§ Requirements
Exclude the pictures and retype the entries as written.
-- Extracted material start --
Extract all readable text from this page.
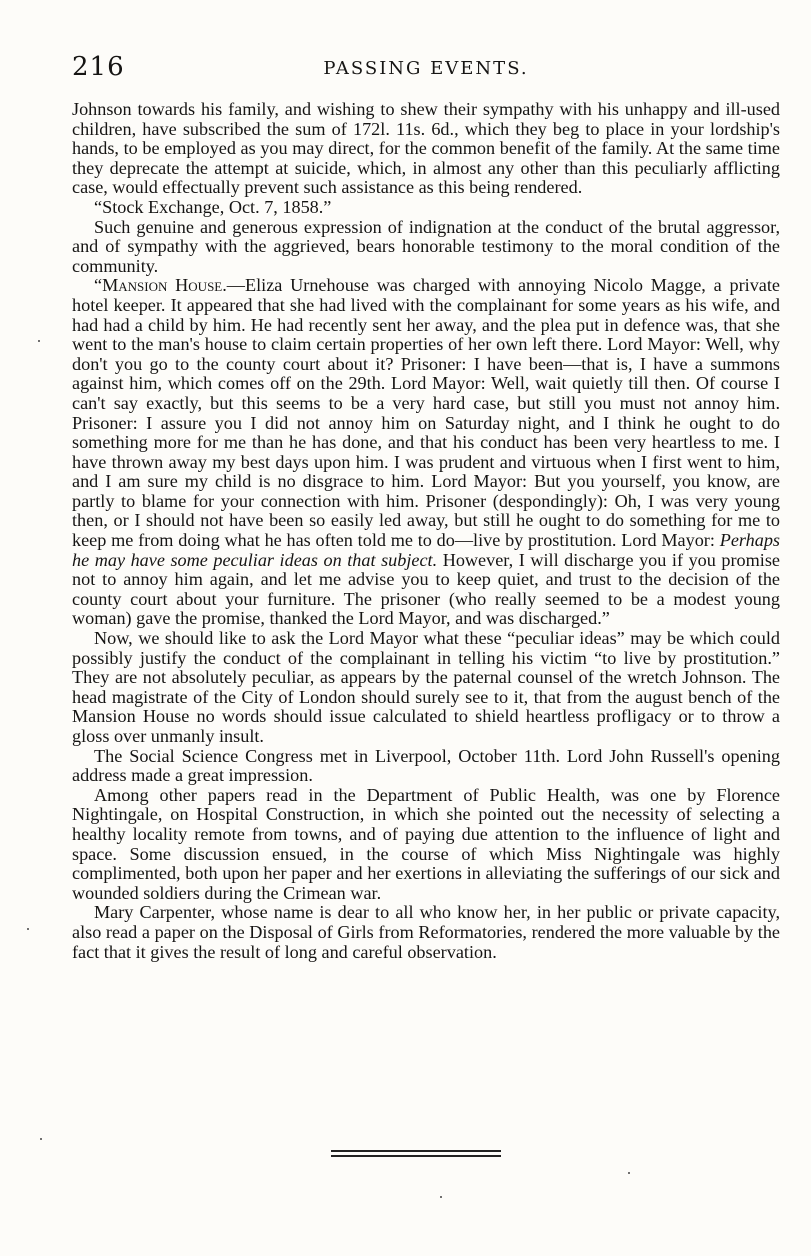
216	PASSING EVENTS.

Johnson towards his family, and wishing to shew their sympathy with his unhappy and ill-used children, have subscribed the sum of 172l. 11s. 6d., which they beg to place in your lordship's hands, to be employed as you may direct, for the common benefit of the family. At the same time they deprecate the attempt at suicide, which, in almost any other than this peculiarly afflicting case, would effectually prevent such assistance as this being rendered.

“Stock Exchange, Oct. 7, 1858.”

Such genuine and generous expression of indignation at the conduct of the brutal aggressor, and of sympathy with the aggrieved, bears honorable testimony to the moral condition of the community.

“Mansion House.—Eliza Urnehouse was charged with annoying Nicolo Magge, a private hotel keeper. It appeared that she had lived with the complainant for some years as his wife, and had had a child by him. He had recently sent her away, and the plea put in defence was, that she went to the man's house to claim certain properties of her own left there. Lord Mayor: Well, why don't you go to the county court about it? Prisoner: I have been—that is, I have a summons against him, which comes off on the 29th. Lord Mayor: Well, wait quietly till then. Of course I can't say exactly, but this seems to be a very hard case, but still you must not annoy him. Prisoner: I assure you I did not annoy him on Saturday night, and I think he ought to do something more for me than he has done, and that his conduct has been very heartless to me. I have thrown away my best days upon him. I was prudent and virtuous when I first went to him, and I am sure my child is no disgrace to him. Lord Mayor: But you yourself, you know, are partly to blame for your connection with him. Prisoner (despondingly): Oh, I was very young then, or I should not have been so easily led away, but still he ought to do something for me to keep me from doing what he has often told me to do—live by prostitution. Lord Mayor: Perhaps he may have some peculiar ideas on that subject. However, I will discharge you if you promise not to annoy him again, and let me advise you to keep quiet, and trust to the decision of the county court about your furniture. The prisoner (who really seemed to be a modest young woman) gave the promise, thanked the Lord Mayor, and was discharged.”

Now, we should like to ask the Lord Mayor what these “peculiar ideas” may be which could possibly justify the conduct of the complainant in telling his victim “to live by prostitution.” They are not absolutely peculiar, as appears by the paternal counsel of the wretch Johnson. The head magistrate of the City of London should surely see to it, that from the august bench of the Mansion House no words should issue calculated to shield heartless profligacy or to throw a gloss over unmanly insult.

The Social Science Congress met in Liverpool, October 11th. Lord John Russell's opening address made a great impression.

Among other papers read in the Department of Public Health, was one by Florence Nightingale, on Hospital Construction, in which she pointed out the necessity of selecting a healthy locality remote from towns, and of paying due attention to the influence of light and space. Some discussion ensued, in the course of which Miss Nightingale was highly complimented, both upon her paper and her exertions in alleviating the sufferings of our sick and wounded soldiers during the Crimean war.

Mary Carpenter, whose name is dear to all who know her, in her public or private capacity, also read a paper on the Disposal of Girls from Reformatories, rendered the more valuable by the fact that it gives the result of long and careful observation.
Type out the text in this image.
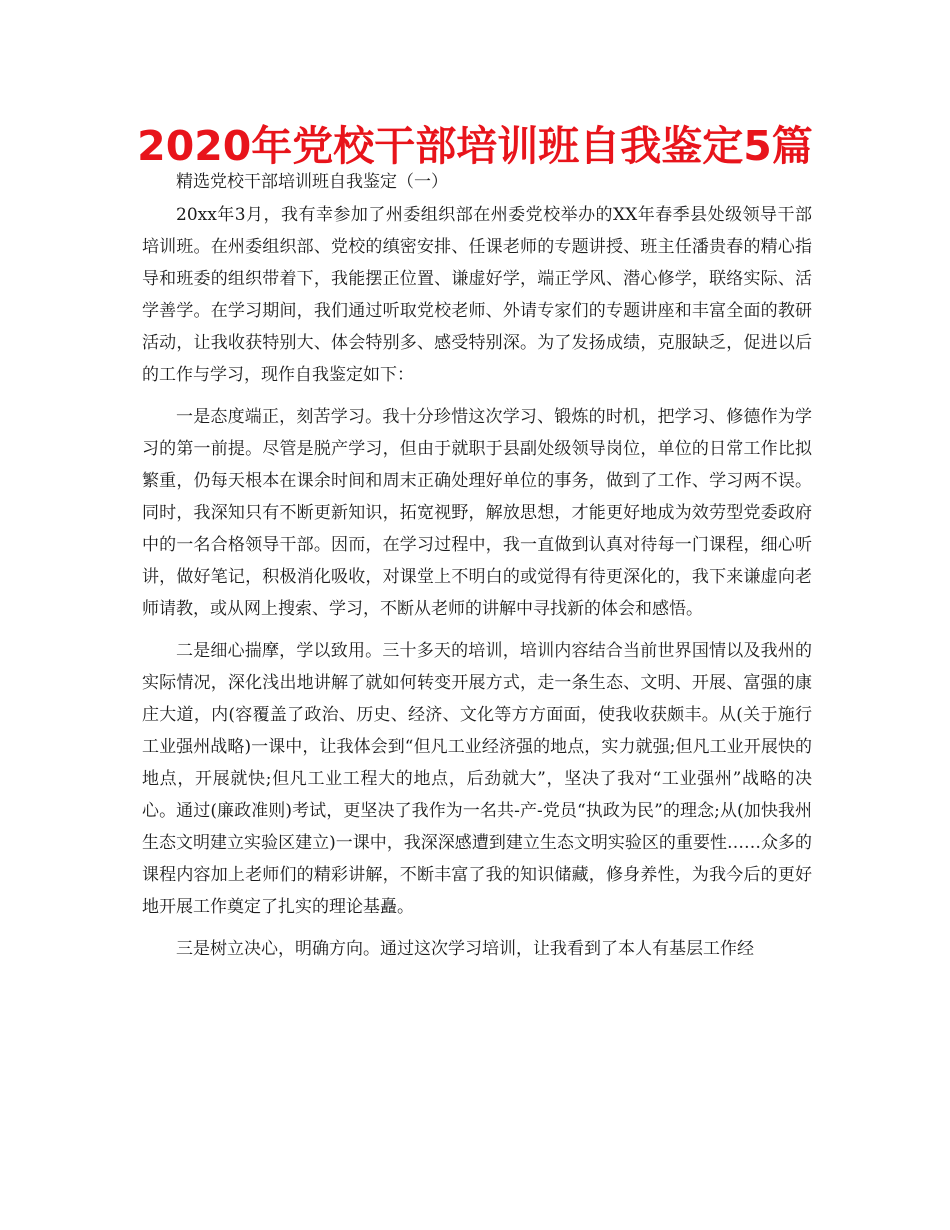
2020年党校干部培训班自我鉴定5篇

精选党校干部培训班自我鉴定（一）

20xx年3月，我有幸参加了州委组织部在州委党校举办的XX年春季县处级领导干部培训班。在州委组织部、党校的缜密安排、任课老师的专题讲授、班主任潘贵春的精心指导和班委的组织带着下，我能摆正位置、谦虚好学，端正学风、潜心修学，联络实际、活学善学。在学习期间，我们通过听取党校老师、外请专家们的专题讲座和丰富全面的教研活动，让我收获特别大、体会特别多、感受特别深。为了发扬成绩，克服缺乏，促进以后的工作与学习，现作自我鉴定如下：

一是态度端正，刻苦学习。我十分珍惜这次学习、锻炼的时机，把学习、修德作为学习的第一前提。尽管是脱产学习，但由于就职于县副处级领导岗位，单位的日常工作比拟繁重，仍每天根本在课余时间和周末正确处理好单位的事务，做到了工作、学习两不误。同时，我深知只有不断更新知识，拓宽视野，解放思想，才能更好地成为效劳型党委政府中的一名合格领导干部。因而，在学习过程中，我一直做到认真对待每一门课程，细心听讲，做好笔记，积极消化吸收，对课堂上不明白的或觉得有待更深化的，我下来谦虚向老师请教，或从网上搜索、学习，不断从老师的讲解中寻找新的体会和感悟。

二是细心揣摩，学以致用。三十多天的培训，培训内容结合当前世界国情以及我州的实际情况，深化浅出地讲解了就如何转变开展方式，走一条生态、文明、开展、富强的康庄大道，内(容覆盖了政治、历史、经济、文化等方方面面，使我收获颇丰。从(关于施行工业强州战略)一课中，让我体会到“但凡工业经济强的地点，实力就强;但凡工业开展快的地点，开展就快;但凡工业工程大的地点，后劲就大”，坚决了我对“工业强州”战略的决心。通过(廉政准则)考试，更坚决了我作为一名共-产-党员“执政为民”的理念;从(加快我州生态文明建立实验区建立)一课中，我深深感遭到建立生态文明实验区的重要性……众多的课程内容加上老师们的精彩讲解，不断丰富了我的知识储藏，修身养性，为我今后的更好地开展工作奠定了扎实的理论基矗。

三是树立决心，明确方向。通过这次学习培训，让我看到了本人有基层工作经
-- Extracted material end --
§ Output of the task
Extract all readable text from this page.
216	PASSING EVENTS.

Johnson towards his family, and wishing to shew their sympathy with his unhappy and ill-used children, have subscribed the sum of 172l. 11s. 6d., which they beg to place in your lordship's hands, to be employed as you may direct, for the common benefit of the family. At the same time they deprecate the attempt at suicide, which, in almost any other than this peculiarly afflicting case, would effectually prevent such assistance as this being rendered.

“Stock Exchange, Oct. 7, 1858.”

Such genuine and generous expression of indignation at the conduct of the brutal aggressor, and of sympathy with the aggrieved, bears honorable testimony to the moral condition of the community.

“Mansion House.—Eliza Urnehouse was charged with annoying Nicolo Magge, a private hotel keeper. It appeared that she had lived with the complainant for some years as his wife, and had had a child by him. He had recently sent her away, and the plea put in defence was, that she went to the man's house to claim certain properties of her own left there. Lord Mayor: Well, why don't you go to the county court about it? Prisoner: I have been—that is, I have a summons against him, which comes off on the 29th. Lord Mayor: Well, wait quietly till then. Of course I can't say exactly, but this seems to be a very hard case, but still you must not annoy him. Prisoner: I assure you I did not annoy him on Saturday night, and I think he ought to do something more for me than he has done, and that his conduct has been very heartless to me. I have thrown away my best days upon him. I was prudent and virtuous when I first went to him, and I am sure my child is no disgrace to him. Lord Mayor: But you yourself, you know, are partly to blame for your connection with him. Prisoner (despondingly): Oh, I was very young then, or I should not have been so easily led away, but still he ought to do something for me to keep me from doing what he has often told me to do—live by prostitution. Lord Mayor: Perhaps he may have some peculiar ideas on that subject. However, I will discharge you if you promise not to annoy him again, and let me advise you to keep quiet, and trust to the decision of the county court about your furniture. The prisoner (who really seemed to be a modest young woman) gave the promise, thanked the Lord Mayor, and was discharged.”

Now, we should like to ask the Lord Mayor what these “peculiar ideas” may be which could possibly justify the conduct of the complainant in telling his victim “to live by prostitution.” They are not absolutely peculiar, as appears by the paternal counsel of the wretch Johnson. The head magistrate of the City of London should surely see to it, that from the august bench of the Mansion House no words should issue calculated to shield heartless profligacy or to throw a gloss over unmanly insult.

The Social Science Congress met in Liverpool, October 11th. Lord John Russell's opening address made a great impression.

Among other papers read in the Department of Public Health, was one by Florence Nightingale, on Hospital Construction, in which she pointed out the necessity of selecting a healthy locality remote from towns, and of paying due attention to the influence of light and space. Some discussion ensued, in the course of which Miss Nightingale was highly complimented, both upon her paper and her exertions in alleviating the sufferings of our sick and wounded soldiers during the Crimean war.

Mary Carpenter, whose name is dear to all who know her, in her public or private capacity, also read a paper on the Disposal of Girls from Reformatories, rendered the more valuable by the fact that it gives the result of long and careful observation.
Type out the text in this image.
2020年党校干部培训班自我鉴定5篇

精选党校干部培训班自我鉴定（一）

20xx年3月，我有幸参加了州委组织部在州委党校举办的XX年春季县处级领导干部培训班。在州委组织部、党校的缜密安排、任课老师的专题讲授、班主任潘贵春的精心指导和班委的组织带着下，我能摆正位置、谦虚好学，端正学风、潜心修学，联络实际、活学善学。在学习期间，我们通过听取党校老师、外请专家们的专题讲座和丰富全面的教研活动，让我收获特别大、体会特别多、感受特别深。为了发扬成绩，克服缺乏，促进以后的工作与学习，现作自我鉴定如下：

一是态度端正，刻苦学习。我十分珍惜这次学习、锻炼的时机，把学习、修德作为学习的第一前提。尽管是脱产学习，但由于就职于县副处级领导岗位，单位的日常工作比拟繁重，仍每天根本在课余时间和周末正确处理好单位的事务，做到了工作、学习两不误。同时，我深知只有不断更新知识，拓宽视野，解放思想，才能更好地成为效劳型党委政府中的一名合格领导干部。因而，在学习过程中，我一直做到认真对待每一门课程，细心听讲，做好笔记，积极消化吸收，对课堂上不明白的或觉得有待更深化的，我下来谦虚向老师请教，或从网上搜索、学习，不断从老师的讲解中寻找新的体会和感悟。

二是细心揣摩，学以致用。三十多天的培训，培训内容结合当前世界国情以及我州的实际情况，深化浅出地讲解了就如何转变开展方式，走一条生态、文明、开展、富强的康庄大道，内(容覆盖了政治、历史、经济、文化等方方面面，使我收获颇丰。从(关于施行工业强州战略)一课中，让我体会到“但凡工业经济强的地点，实力就强;但凡工业开展快的地点，开展就快;但凡工业工程大的地点，后劲就大”，坚决了我对“工业强州”战略的决心。通过(廉政准则)考试，更坚决了我作为一名共-产-党员“执政为民”的理念;从(加快我州生态文明建立实验区建立)一课中，我深深感遭到建立生态文明实验区的重要性……众多的课程内容加上老师们的精彩讲解，不断丰富了我的知识储藏，修身养性，为我今后的更好地开展工作奠定了扎实的理论基矗。

三是树立决心，明确方向。通过这次学习培训，让我看到了本人有基层工作经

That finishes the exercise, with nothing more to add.